• **Exercise task**: Your task is to copy the listing exactly, with the pictures left out.

-- Begin --

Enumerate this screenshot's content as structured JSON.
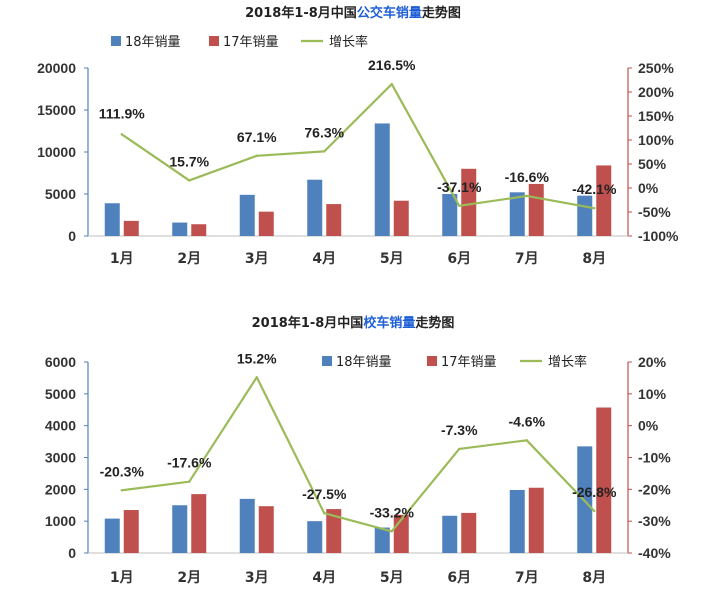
{
  "chart_data": [
    {
      "type": "bar",
      "title_parts": [
        {
          "text": "2018年1-8月中国",
          "color": "#222222"
        },
        {
          "text": "公交车销量",
          "color": "#1f5fd6"
        },
        {
          "text": "走势图",
          "color": "#222222"
        }
      ],
      "categories": [
        "1月",
        "2月",
        "3月",
        "4月",
        "5月",
        "6月",
        "7月",
        "8月"
      ],
      "series": [
        {
          "name": "18年销量",
          "type": "bar",
          "color": "#4f81bd",
          "values": [
            3900,
            1600,
            4900,
            6700,
            13400,
            5000,
            5200,
            4800
          ]
        },
        {
          "name": "17年销量",
          "type": "bar",
          "color": "#c0504d",
          "values": [
            1800,
            1400,
            2900,
            3800,
            4200,
            8000,
            6200,
            8400
          ]
        },
        {
          "name": "增长率",
          "type": "line",
          "axis": "right",
          "color": "#9bbb59",
          "values": [
            111.9,
            15.7,
            67.1,
            76.3,
            216.5,
            -37.1,
            -16.6,
            -42.1
          ]
        }
      ],
      "data_labels": [
        "111.9%",
        "15.7%",
        "67.1%",
        "76.3%",
        "216.5%",
        "-37.1%",
        "-16.6%",
        "-42.1%"
      ],
      "ylim_left": [
        0,
        20000
      ],
      "yticks_left": [
        "0",
        "5000",
        "10000",
        "15000",
        "20000"
      ],
      "ylim_right": [
        -100,
        250
      ],
      "yticks_right": [
        "-100%",
        "-50%",
        "0%",
        "50%",
        "100%",
        "150%",
        "200%",
        "250%"
      ],
      "legend_position": "top"
    },
    {
      "type": "bar",
      "title_parts": [
        {
          "text": "2018年1-8月中国",
          "color": "#222222"
        },
        {
          "text": "校车销量",
          "color": "#1f5fd6"
        },
        {
          "text": "走势图",
          "color": "#222222"
        }
      ],
      "categories": [
        "1月",
        "2月",
        "3月",
        "4月",
        "5月",
        "6月",
        "7月",
        "8月"
      ],
      "series": [
        {
          "name": "18年销量",
          "type": "bar",
          "color": "#4f81bd",
          "values": [
            1080,
            1500,
            1700,
            1000,
            800,
            1170,
            1980,
            3350
          ]
        },
        {
          "name": "17年销量",
          "type": "bar",
          "color": "#c0504d",
          "values": [
            1350,
            1850,
            1470,
            1380,
            1200,
            1260,
            2050,
            4570
          ]
        },
        {
          "name": "增长率",
          "type": "line",
          "axis": "right",
          "color": "#9bbb59",
          "values": [
            -20.3,
            -17.6,
            15.2,
            -27.5,
            -33.2,
            -7.3,
            -4.6,
            -26.8
          ]
        }
      ],
      "data_labels": [
        "-20.3%",
        "-17.6%",
        "15.2%",
        "-27.5%",
        "-33.2%",
        "-7.3%",
        "-4.6%",
        "-26.8%"
      ],
      "ylim_left": [
        0,
        6000
      ],
      "yticks_left": [
        "0",
        "1000",
        "2000",
        "3000",
        "4000",
        "5000",
        "6000"
      ],
      "ylim_right": [
        -40,
        20
      ],
      "yticks_right": [
        "-40%",
        "-30%",
        "-20%",
        "-10%",
        "0%",
        "10%",
        "20%"
      ],
      "legend_position": "top-right"
    }
  ]
}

-- End --

• **Task output**:
Enumerate this screenshot's content as structured JSON.
{
  "chart_data": [
    {
      "type": "bar",
      "title_parts": [
        {
          "text": "2018年1-8月中国",
          "color": "#222222"
        },
        {
          "text": "公交车销量",
          "color": "#1f5fd6"
        },
        {
          "text": "走势图",
          "color": "#222222"
        }
      ],
      "categories": [
        "1月",
        "2月",
        "3月",
        "4月",
        "5月",
        "6月",
        "7月",
        "8月"
      ],
      "series": [
        {
          "name": "18年销量",
          "type": "bar",
          "color": "#4f81bd",
          "values": [
            3900,
            1600,
            4900,
            6700,
            13400,
            5000,
            5200,
            4800
          ]
        },
        {
          "name": "17年销量",
          "type": "bar",
          "color": "#c0504d",
          "values": [
            1800,
            1400,
            2900,
            3800,
            4200,
            8000,
            6200,
            8400
          ]
        },
        {
          "name": "增长率",
          "type": "line",
          "axis": "right",
          "color": "#9bbb59",
          "values": [
            111.9,
            15.7,
            67.1,
            76.3,
            216.5,
            -37.1,
            -16.6,
            -42.1
          ]
        }
      ],
      "data_labels": [
        "111.9%",
        "15.7%",
        "67.1%",
        "76.3%",
        "216.5%",
        "-37.1%",
        "-16.6%",
        "-42.1%"
      ],
      "ylim_left": [
        0,
        20000
      ],
      "yticks_left": [
        "0",
        "5000",
        "10000",
        "15000",
        "20000"
      ],
      "ylim_right": [
        -100,
        250
      ],
      "yticks_right": [
        "-100%",
        "-50%",
        "0%",
        "50%",
        "100%",
        "150%",
        "200%",
        "250%"
      ],
      "legend_position": "top"
    },
    {
      "type": "bar",
      "title_parts": [
        {
          "text": "2018年1-8月中国",
          "color": "#222222"
        },
        {
          "text": "校车销量",
          "color": "#1f5fd6"
        },
        {
          "text": "走势图",
          "color": "#222222"
        }
      ],
      "categories": [
        "1月",
        "2月",
        "3月",
        "4月",
        "5月",
        "6月",
        "7月",
        "8月"
      ],
      "series": [
        {
          "name": "18年销量",
          "type": "bar",
          "color": "#4f81bd",
          "values": [
            1080,
            1500,
            1700,
            1000,
            800,
            1170,
            1980,
            3350
          ]
        },
        {
          "name": "17年销量",
          "type": "bar",
          "color": "#c0504d",
          "values": [
            1350,
            1850,
            1470,
            1380,
            1200,
            1260,
            2050,
            4570
          ]
        },
        {
          "name": "增长率",
          "type": "line",
          "axis": "right",
          "color": "#9bbb59",
          "values": [
            -20.3,
            -17.6,
            15.2,
            -27.5,
            -33.2,
            -7.3,
            -4.6,
            -26.8
          ]
        }
      ],
      "data_labels": [
        "-20.3%",
        "-17.6%",
        "15.2%",
        "-27.5%",
        "-33.2%",
        "-7.3%",
        "-4.6%",
        "-26.8%"
      ],
      "ylim_left": [
        0,
        6000
      ],
      "yticks_left": [
        "0",
        "1000",
        "2000",
        "3000",
        "4000",
        "5000",
        "6000"
      ],
      "ylim_right": [
        -40,
        20
      ],
      "yticks_right": [
        "-40%",
        "-30%",
        "-20%",
        "-10%",
        "0%",
        "10%",
        "20%"
      ],
      "legend_position": "top-right"
    }
  ]
}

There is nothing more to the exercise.